[Dataset rows]
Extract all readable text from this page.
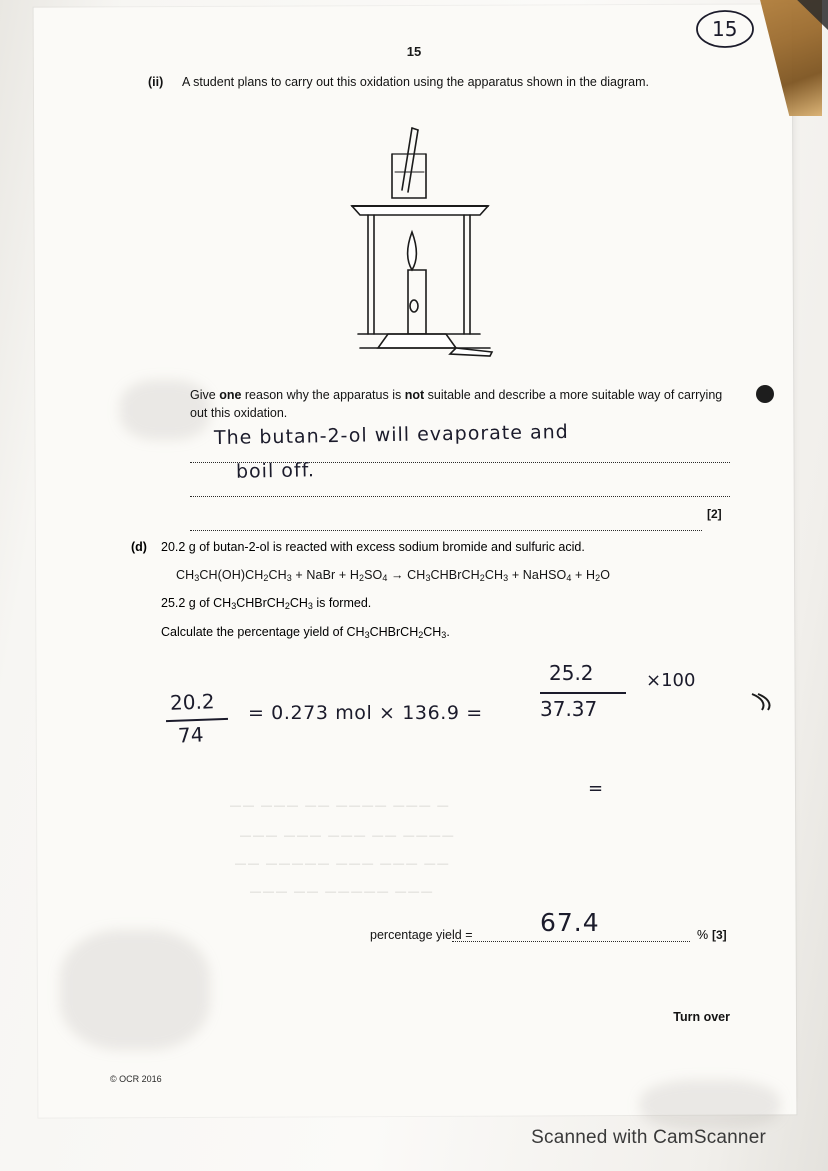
—— ——— —— ———— ——— —
——— ——— ——— —— ————
—— ————— ——— ——— ——
——— —— ————— ———
15
15
(ii) A student plans to carry out this oxidation using the apparatus shown in the diagram.
Give one reason why the apparatus is not suitable and describe a more suitable way of carrying out this oxidation.
[2]
The butan-2-ol will evaporate and
boil off.
(d) 20.2 g of butan-2-ol is reacted with excess sodium bromide and sulfuric acid.
$CH_3CH(OH)CH_2CH_3$ + NaBr + $H_2SO_4$ → $CH_3CHBrCH_2CH_3$ + NaHSO$_4$ + $H_2O$
25.2 g of $CH_3CHBrCH_2CH_3$ is formed.
Calculate the percentage yield of $CH_3CHBrCH_2CH_3$.
20.2
74
= 0.273 mol × 136.9 =
25.2
37.37
×100
=
percentage yield =	67.4	% [3]
Turn over
© OCR 2016
Scanned with CamScanner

> AIM: Scan the material above. Return every line containing the string "percentage".

> WRITTEN REPLY:
Calculate the percentage yield of $CH_3CHBrCH_2CH_3$.
percentage yield =	67.4	% [3]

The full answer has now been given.